◆ What you will do
Would you pull out every line of the material that contains the string "this"?

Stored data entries

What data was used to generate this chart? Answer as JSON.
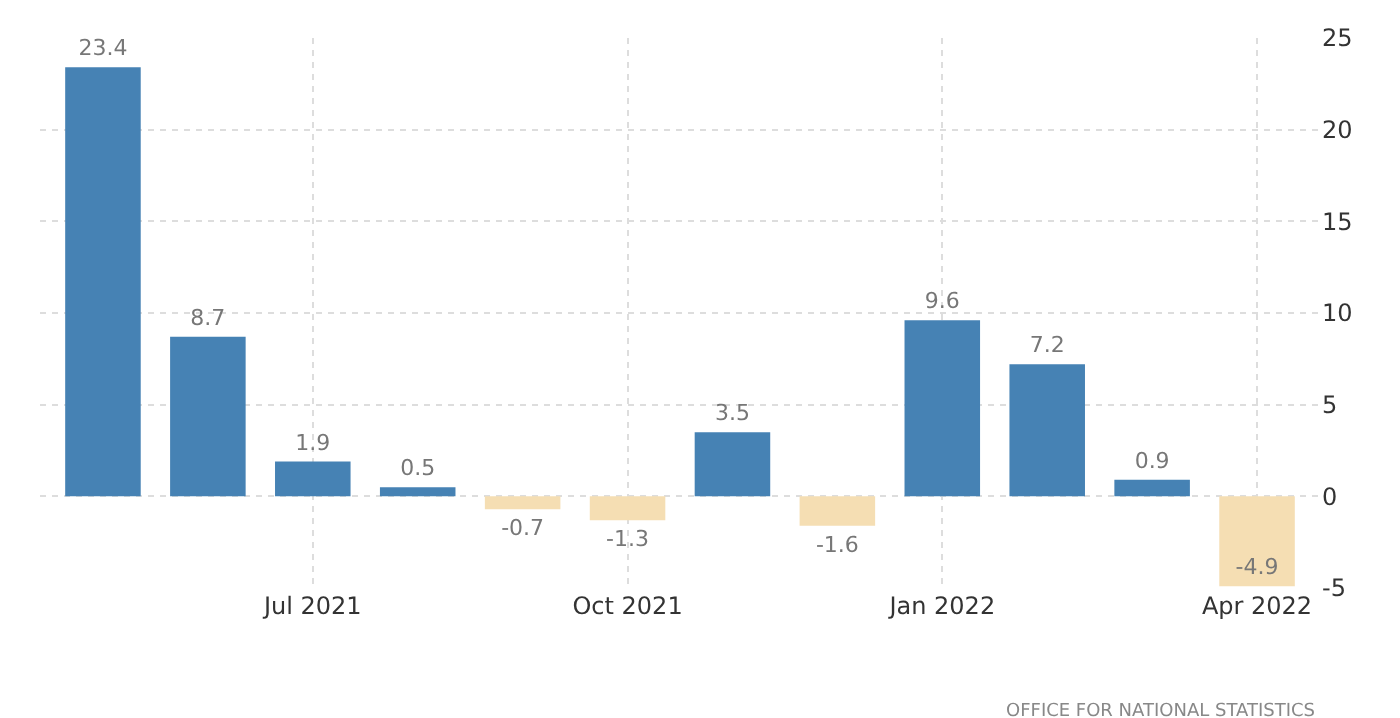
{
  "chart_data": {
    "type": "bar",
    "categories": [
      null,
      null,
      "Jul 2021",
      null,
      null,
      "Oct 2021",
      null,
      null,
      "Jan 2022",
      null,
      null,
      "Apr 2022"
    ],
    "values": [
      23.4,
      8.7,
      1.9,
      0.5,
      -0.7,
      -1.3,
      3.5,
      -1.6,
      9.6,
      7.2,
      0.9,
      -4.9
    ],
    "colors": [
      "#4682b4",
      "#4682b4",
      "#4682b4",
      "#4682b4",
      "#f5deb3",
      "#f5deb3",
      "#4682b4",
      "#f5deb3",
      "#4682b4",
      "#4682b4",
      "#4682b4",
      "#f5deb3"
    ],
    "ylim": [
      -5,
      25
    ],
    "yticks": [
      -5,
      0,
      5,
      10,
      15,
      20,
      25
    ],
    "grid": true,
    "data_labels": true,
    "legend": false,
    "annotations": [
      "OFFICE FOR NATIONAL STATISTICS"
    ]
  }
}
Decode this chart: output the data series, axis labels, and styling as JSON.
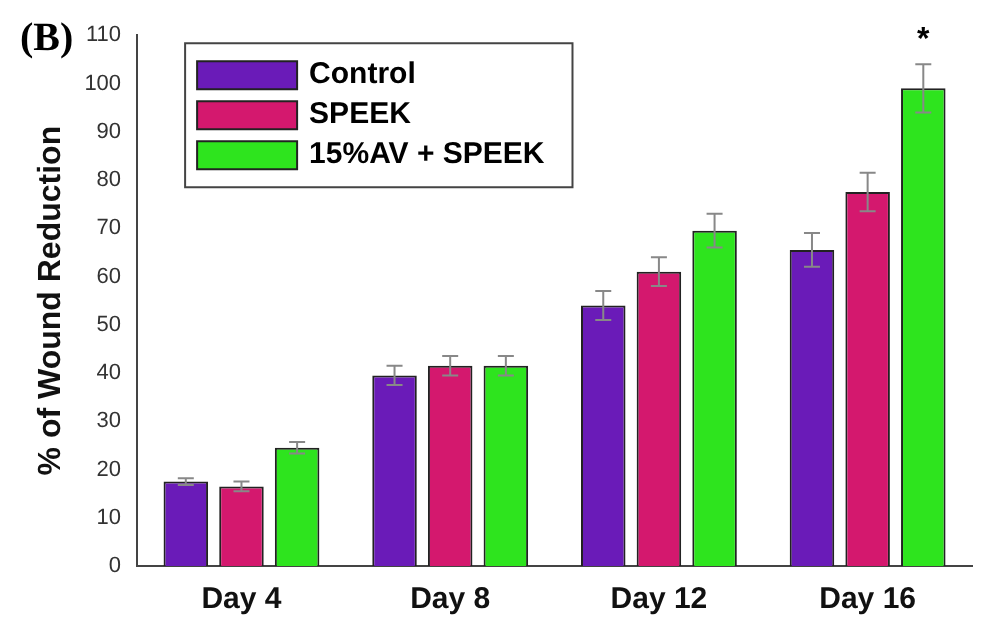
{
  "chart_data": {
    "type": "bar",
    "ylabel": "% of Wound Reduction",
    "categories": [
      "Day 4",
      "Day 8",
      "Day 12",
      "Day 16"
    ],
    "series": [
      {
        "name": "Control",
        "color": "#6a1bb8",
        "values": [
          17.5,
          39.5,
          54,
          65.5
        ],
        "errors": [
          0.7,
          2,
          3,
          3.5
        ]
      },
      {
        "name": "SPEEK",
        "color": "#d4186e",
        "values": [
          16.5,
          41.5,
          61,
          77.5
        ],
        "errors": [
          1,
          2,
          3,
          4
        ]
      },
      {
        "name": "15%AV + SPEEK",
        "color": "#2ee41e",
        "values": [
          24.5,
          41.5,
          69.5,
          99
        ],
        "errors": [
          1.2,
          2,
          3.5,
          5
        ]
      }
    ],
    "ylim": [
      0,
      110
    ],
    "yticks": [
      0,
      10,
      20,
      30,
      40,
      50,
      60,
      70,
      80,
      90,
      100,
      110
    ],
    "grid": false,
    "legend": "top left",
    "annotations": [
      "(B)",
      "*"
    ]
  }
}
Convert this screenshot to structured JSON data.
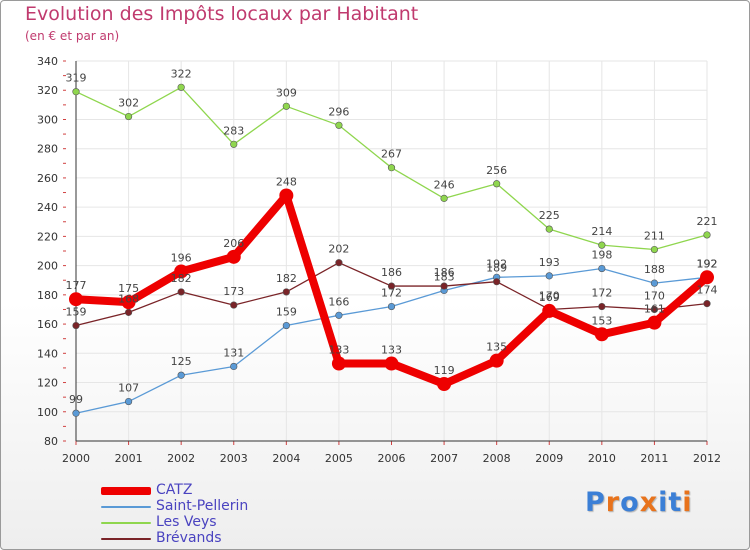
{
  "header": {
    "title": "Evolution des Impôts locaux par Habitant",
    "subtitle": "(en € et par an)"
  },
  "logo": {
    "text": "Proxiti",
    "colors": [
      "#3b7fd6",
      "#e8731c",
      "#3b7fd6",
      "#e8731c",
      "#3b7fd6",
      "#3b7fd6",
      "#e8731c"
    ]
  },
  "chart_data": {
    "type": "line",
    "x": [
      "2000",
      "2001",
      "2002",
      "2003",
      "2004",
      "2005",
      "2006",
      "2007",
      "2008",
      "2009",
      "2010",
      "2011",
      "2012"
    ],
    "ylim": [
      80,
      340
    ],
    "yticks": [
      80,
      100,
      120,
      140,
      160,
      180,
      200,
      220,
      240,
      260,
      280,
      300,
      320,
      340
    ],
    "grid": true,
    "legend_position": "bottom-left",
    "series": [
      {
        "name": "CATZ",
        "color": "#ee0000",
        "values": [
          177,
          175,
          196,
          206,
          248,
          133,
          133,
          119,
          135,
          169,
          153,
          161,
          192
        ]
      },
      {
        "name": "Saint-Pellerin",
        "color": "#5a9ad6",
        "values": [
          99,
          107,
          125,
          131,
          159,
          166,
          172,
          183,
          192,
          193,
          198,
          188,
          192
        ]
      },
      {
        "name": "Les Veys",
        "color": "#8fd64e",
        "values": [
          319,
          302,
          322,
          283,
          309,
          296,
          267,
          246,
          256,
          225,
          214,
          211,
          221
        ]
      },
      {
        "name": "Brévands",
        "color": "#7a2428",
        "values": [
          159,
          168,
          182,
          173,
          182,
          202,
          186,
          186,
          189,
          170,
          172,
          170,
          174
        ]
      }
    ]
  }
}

==

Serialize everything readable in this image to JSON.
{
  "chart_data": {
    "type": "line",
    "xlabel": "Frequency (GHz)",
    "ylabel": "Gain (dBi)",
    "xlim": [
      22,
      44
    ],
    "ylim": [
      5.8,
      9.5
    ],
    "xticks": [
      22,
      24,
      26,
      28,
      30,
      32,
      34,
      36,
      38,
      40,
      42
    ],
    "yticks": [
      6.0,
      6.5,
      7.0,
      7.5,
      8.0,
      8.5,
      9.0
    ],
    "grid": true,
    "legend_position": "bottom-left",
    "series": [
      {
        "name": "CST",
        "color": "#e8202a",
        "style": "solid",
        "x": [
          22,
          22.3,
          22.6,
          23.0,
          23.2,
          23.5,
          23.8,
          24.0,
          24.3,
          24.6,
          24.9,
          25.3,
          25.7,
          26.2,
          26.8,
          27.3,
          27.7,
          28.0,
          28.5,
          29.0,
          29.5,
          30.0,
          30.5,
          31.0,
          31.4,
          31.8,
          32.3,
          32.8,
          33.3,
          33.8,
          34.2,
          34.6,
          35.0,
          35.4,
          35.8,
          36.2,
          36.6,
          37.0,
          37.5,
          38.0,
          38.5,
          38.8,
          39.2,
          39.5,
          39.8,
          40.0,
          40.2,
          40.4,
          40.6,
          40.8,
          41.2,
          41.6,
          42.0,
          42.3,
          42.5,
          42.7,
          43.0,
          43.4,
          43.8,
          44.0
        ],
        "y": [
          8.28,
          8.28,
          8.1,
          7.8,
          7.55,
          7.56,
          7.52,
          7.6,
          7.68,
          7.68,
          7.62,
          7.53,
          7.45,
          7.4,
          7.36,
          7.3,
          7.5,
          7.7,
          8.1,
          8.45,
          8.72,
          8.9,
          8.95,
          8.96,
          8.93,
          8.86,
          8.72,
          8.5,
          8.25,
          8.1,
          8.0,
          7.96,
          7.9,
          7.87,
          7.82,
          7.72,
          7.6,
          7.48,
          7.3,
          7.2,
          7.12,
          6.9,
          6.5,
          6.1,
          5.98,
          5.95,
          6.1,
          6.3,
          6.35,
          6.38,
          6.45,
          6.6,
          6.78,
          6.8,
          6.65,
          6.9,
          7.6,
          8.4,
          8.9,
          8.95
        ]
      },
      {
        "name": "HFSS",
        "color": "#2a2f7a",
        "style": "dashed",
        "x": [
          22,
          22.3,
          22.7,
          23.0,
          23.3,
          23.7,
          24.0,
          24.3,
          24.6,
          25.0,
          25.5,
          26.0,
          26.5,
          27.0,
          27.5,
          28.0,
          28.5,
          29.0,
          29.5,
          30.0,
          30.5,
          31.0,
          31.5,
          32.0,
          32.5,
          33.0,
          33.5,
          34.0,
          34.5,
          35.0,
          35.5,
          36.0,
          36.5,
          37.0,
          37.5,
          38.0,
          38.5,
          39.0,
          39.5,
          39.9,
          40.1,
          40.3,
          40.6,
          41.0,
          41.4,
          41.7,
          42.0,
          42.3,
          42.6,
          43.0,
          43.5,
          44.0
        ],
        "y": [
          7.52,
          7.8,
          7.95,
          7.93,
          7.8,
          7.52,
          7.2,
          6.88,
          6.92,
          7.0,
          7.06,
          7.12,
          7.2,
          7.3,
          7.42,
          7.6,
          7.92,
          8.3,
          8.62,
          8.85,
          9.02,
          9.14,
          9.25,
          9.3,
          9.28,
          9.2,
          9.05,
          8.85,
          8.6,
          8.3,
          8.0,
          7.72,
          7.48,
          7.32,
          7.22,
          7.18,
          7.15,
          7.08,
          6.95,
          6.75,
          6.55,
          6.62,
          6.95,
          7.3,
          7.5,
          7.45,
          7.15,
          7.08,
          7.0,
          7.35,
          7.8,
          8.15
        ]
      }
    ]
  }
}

◆ Solved exercise
What data was used to generate this chart? Answer as JSON.
Decode this chart: output the data series, axis labels, and styling as JSON.
Convert this screenshot to structured JSON data.
Serialize everything readable in this image to JSON.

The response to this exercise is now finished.